#### SET EXERCISE
Turn every line of the material into a Markdown table with the columns "Row" and "Line", numbering the rows and skipping any blank lines.

#### DATA SECTION ####

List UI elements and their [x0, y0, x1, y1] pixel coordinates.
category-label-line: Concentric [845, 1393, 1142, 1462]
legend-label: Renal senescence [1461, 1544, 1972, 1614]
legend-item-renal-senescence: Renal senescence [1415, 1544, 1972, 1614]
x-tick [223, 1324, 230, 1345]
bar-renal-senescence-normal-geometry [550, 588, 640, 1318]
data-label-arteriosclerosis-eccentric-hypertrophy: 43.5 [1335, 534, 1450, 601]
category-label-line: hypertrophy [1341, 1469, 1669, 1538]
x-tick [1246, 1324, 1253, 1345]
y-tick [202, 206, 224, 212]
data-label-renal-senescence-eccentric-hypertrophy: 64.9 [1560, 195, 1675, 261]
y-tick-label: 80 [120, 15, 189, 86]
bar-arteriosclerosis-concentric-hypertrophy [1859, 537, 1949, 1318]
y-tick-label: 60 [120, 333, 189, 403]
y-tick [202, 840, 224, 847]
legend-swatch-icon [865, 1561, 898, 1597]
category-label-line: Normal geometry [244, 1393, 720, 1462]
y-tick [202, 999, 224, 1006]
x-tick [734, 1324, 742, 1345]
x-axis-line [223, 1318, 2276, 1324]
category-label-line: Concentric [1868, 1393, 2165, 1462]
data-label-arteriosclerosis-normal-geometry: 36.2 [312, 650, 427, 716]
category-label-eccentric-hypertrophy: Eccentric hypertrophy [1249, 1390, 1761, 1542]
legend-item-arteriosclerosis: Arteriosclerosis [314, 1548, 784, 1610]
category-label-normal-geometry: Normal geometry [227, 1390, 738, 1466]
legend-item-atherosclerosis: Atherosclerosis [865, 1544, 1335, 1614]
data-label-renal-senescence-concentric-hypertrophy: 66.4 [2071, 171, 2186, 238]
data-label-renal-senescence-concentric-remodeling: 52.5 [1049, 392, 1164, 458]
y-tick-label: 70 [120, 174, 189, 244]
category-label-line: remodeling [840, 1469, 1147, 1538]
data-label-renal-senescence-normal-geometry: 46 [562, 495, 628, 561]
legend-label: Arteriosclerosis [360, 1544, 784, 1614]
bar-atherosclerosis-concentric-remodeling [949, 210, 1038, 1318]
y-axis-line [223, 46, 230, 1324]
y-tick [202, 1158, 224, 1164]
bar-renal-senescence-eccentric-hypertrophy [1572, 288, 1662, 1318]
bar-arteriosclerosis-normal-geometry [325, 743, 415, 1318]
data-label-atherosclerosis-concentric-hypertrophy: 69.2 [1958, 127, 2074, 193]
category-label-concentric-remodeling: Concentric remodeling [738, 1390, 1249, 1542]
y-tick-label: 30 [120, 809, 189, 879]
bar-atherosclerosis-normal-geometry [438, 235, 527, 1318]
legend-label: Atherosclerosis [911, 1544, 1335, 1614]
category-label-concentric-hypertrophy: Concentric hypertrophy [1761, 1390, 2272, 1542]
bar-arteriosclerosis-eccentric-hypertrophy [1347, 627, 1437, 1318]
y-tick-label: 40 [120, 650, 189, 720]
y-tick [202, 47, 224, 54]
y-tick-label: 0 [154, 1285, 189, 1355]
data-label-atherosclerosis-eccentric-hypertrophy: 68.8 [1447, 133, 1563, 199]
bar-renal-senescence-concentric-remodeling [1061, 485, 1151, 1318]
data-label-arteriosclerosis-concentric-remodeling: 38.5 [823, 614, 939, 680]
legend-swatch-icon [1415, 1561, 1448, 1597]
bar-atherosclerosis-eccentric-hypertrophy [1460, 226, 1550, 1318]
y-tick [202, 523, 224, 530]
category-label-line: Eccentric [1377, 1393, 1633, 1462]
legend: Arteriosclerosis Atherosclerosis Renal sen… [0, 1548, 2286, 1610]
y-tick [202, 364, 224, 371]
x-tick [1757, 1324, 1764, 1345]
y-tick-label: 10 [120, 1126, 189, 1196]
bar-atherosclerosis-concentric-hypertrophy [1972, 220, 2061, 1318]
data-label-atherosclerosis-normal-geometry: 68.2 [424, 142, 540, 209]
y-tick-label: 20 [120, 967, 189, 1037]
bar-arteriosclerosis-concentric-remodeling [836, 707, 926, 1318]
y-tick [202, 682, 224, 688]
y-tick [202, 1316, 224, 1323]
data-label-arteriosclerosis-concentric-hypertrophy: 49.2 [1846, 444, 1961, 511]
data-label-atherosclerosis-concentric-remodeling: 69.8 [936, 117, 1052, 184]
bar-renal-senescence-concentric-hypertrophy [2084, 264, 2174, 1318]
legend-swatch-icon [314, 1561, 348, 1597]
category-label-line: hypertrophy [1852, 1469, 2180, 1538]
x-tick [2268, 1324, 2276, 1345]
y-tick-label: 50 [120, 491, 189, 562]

####

#### SOLUTION TO THE PROBLEM
| Row | Line |
|---|---|
| 1 | List UI elements and their [x0, y0, x1, y1] pixel coordinates. |
| 2 | category-label-line: Concentric [845, 1393, 1142, 1462] |
| 3 | legend-label: Renal senescence [1461, 1544, 1972, 1614] |
| 4 | legend-item-renal-senescence: Renal senescence [1415, 1544, 1972, 1614] |
| 5 | x-tick [223, 1324, 230, 1345] |
| 6 | bar-renal-senescence-normal-geometry [550, 588, 640, 1318] |
| 7 | data-label-arteriosclerosis-eccentric-hypertrophy: 43.5 [1335, 534, 1450, 601] |
| 8 | category-label-line: hypertrophy [1341, 1469, 1669, 1538] |
| 9 | x-tick [1246, 1324, 1253, 1345] |
| 10 | y-tick [202, 206, 224, 212] |
| 11 | data-label-renal-senescence-eccentric-hypertrophy: 64.9 [1560, 195, 1675, 261] |
| 12 | y-tick-label: 80 [120, 15, 189, 86] |
| 13 | bar-arteriosclerosis-concentric-hypertrophy [1859, 537, 1949, 1318] |
| 14 | y-tick-label: 60 [120, 333, 189, 403] |
| 15 | y-tick [202, 840, 224, 847] |
| 16 | legend-swatch-icon [865, 1561, 898, 1597] |
| 17 | category-label-line: Normal geometry [244, 1393, 720, 1462] |
| 18 | y-tick [202, 999, 224, 1006] |
| 19 | x-tick [734, 1324, 742, 1345] |
| 20 | x-axis-line [223, 1318, 2276, 1324] |
| 21 | category-label-line: Concentric [1868, 1393, 2165, 1462] |
| 22 | data-label-arteriosclerosis-normal-geometry: 36.2 [312, 650, 427, 716] |
| 23 | category-label-eccentric-hypertrophy: Eccentric hypertrophy [1249, 1390, 1761, 1542] |
| 24 | legend-item-arteriosclerosis: Arteriosclerosis [314, 1548, 784, 1610] |
| 25 | category-label-normal-geometry: Normal geometry [227, 1390, 738, 1466] |
| 26 | legend-item-atherosclerosis: Atherosclerosis [865, 1544, 1335, 1614] |
| 27 | data-label-renal-senescence-concentric-hypertrophy: 66.4 [2071, 171, 2186, 238] |
| 28 | data-label-renal-senescence-concentric-remodeling: 52.5 [1049, 392, 1164, 458] |
| 29 | y-tick-label: 70 [120, 174, 189, 244] |
| 30 | category-label-line: remodeling [840, 1469, 1147, 1538] |
| 31 | data-label-renal-senescence-normal-geometry: 46 [562, 495, 628, 561] |
| 32 | legend-label: Arteriosclerosis [360, 1544, 784, 1614] |
| 33 | bar-atherosclerosis-concentric-remodeling [949, 210, 1038, 1318] |
| 34 | y-axis-line [223, 46, 230, 1324] |
| 35 | y-tick [202, 1158, 224, 1164] |
| 36 | bar-renal-senescence-eccentric-hypertrophy [1572, 288, 1662, 1318] |
| 37 | bar-arteriosclerosis-normal-geometry [325, 743, 415, 1318] |
| 38 | data-label-atherosclerosis-concentric-hypertrophy: 69.2 [1958, 127, 2074, 193] |
| 39 | category-label-concentric-remodeling: Concentric remodeling [738, 1390, 1249, 1542] |
| 40 | y-tick-label: 30 [120, 809, 189, 879] |
| 41 | bar-atherosclerosis-normal-geometry [438, 235, 527, 1318] |
| 42 | legend-label: Atherosclerosis [911, 1544, 1335, 1614] |
| 43 | category-label-concentric-hypertrophy: Concentric hypertrophy [1761, 1390, 2272, 1542] |
| 44 | bar-arteriosclerosis-eccentric-hypertrophy [1347, 627, 1437, 1318] |
| 45 | y-tick-label: 40 [120, 650, 189, 720] |
| 46 | y-tick [202, 47, 224, 54] |
| 47 | y-tick-label: 0 [154, 1285, 189, 1355] |
| 48 | data-label-atherosclerosis-eccentric-hypertrophy: 68.8 [1447, 133, 1563, 199] |
| 49 | bar-renal-senescence-concentric-remodeling [1061, 485, 1151, 1318] |
| 50 | data-label-arteriosclerosis-concentric-remodeling: 38.5 [823, 614, 939, 680] |
| 51 | legend-swatch-icon [1415, 1561, 1448, 1597] |
| 52 | bar-atherosclerosis-eccentric-hypertrophy [1460, 226, 1550, 1318] |
| 53 | y-tick [202, 523, 224, 530] |
| 54 | category-label-line: Eccentric [1377, 1393, 1633, 1462] |
| 55 | legend: Arteriosclerosis Atherosclerosis Renal sen… [0, 1548, 2286, 1610] |
| 56 | y-tick [202, 364, 224, 371] |
| 57 | x-tick [1757, 1324, 1764, 1345] |
| 58 | y-tick-label: 10 [120, 1126, 189, 1196] |
| 59 | bar-atherosclerosis-concentric-hypertrophy [1972, 220, 2061, 1318] |
| 60 | data-label-atherosclerosis-normal-geometry: 68.2 [424, 142, 540, 209] |
| 61 | y-tick-label: 20 [120, 967, 189, 1037] |
| 62 | bar-arteriosclerosis-concentric-remodeling [836, 707, 926, 1318] |
| 63 | y-tick [202, 682, 224, 688] |
| 64 | y-tick [202, 1316, 224, 1323] |
| 65 | data-label-arteriosclerosis-concentric-hypertrophy: 49.2 [1846, 444, 1961, 511] |
| 66 | data-label-atherosclerosis-concentric-remodeling: 69.8 [936, 117, 1052, 184] |
| 67 | bar-renal-senescence-concentric-hypertrophy [2084, 264, 2174, 1318] |
| 68 | legend-swatch-icon [314, 1561, 348, 1597] |
| 69 | category-label-line: hypertrophy [1852, 1469, 2180, 1538] |
| 70 | x-tick [2268, 1324, 2276, 1345] |
| 71 | y-tick-label: 50 [120, 491, 189, 562] |